* Problem requirements *
Your task is to gather the lines below that hold the string "Completed".

(Stored data)
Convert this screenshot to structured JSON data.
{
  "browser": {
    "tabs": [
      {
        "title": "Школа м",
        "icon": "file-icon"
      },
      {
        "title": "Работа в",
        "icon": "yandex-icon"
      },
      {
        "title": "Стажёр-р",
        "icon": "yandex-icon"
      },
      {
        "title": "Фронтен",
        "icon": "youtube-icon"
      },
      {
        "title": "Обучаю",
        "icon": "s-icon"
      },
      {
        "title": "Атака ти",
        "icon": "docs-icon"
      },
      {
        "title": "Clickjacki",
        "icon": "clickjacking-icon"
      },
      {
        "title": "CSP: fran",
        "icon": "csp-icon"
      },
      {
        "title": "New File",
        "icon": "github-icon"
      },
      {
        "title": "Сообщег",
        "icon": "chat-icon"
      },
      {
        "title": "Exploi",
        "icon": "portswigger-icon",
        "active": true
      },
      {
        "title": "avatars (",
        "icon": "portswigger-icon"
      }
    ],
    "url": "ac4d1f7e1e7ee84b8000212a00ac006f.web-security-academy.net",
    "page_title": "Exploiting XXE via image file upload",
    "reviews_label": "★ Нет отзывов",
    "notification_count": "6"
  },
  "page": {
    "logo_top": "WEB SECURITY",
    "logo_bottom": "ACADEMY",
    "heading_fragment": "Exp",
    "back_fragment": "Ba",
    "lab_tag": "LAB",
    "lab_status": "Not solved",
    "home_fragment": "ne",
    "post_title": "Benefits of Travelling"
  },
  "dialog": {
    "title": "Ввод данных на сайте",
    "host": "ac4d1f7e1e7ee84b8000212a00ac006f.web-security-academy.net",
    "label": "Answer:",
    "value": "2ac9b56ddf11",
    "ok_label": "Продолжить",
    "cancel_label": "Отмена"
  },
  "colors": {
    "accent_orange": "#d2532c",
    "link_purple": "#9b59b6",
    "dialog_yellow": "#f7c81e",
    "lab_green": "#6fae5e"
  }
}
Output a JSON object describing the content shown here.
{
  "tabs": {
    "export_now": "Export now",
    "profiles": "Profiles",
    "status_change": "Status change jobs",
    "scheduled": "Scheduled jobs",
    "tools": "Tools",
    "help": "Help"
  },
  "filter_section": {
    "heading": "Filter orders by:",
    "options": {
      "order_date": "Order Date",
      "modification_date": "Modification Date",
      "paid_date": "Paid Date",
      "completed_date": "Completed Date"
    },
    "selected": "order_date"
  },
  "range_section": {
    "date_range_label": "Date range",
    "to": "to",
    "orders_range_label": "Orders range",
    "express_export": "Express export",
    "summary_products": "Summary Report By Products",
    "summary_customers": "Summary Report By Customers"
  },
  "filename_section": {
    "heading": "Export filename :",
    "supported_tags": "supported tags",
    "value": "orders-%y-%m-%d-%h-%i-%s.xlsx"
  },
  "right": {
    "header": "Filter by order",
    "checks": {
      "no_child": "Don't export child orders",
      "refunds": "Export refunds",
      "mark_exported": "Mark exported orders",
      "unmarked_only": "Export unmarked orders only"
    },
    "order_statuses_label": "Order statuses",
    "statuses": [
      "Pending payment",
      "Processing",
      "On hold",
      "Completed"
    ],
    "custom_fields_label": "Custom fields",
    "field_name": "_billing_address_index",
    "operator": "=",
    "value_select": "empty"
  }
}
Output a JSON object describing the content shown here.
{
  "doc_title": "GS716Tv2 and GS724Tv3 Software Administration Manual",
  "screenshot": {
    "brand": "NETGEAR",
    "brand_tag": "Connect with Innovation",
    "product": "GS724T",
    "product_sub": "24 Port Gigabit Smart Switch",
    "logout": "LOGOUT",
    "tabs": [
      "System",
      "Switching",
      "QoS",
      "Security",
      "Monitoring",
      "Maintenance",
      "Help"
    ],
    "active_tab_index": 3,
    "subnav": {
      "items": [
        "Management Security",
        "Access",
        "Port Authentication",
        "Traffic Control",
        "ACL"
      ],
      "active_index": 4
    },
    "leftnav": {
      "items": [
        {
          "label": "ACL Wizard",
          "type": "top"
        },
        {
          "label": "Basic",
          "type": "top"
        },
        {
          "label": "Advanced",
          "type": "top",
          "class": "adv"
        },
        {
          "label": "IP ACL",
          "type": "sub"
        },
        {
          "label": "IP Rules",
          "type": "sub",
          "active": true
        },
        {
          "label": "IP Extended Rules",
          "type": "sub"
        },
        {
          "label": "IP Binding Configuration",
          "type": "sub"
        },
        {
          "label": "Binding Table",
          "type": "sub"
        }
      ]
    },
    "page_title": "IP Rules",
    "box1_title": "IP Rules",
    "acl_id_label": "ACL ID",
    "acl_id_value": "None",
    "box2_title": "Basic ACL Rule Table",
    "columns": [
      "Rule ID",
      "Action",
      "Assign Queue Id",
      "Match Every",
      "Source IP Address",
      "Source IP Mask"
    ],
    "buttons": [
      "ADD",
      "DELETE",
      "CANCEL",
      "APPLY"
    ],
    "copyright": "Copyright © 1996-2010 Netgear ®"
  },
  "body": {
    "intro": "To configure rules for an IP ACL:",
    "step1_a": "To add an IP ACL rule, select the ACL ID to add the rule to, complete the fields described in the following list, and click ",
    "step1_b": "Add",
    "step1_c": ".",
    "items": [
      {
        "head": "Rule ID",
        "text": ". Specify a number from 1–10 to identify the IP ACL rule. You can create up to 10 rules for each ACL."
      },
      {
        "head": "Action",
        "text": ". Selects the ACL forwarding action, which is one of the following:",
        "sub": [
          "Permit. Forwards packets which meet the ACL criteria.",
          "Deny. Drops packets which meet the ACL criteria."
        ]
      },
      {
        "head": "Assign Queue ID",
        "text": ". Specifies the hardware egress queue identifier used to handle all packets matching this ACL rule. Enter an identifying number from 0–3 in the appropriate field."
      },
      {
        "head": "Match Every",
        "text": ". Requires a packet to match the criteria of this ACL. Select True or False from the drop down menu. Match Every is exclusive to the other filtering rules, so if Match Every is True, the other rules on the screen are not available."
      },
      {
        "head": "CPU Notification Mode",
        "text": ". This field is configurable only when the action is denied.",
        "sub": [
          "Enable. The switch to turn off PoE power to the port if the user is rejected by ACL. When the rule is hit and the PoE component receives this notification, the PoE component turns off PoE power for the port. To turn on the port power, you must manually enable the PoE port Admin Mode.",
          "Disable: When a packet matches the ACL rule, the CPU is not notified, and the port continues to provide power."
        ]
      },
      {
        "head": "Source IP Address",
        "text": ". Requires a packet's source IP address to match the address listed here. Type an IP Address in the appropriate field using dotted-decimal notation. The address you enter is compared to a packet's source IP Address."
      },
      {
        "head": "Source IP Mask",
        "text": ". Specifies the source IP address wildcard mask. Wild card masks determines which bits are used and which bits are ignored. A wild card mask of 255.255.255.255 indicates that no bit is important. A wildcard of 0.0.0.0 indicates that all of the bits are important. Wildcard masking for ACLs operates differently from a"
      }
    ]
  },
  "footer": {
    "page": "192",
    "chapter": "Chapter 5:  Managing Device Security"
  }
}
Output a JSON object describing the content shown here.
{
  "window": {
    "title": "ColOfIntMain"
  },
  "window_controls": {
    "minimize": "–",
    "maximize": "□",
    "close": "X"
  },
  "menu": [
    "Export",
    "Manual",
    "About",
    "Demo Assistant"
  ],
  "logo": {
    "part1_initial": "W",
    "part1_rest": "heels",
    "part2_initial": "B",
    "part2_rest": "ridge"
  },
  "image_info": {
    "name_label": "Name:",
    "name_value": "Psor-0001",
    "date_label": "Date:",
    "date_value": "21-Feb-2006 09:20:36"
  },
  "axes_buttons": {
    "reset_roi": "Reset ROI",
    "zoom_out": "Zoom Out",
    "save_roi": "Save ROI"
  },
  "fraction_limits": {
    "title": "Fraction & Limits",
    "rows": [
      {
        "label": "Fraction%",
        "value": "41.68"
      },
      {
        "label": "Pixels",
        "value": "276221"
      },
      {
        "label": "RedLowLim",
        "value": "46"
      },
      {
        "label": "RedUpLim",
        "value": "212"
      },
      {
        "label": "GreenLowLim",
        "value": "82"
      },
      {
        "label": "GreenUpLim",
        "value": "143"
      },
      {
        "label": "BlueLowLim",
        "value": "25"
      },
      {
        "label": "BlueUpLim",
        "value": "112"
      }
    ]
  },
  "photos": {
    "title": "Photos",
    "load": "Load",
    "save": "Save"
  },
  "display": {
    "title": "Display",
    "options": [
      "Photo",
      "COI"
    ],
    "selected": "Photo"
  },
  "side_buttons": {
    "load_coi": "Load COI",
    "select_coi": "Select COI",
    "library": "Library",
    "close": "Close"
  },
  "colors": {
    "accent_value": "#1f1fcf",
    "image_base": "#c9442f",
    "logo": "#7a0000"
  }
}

* Solved exercise *
      "completed_date": "Completed Date"
      "Completed"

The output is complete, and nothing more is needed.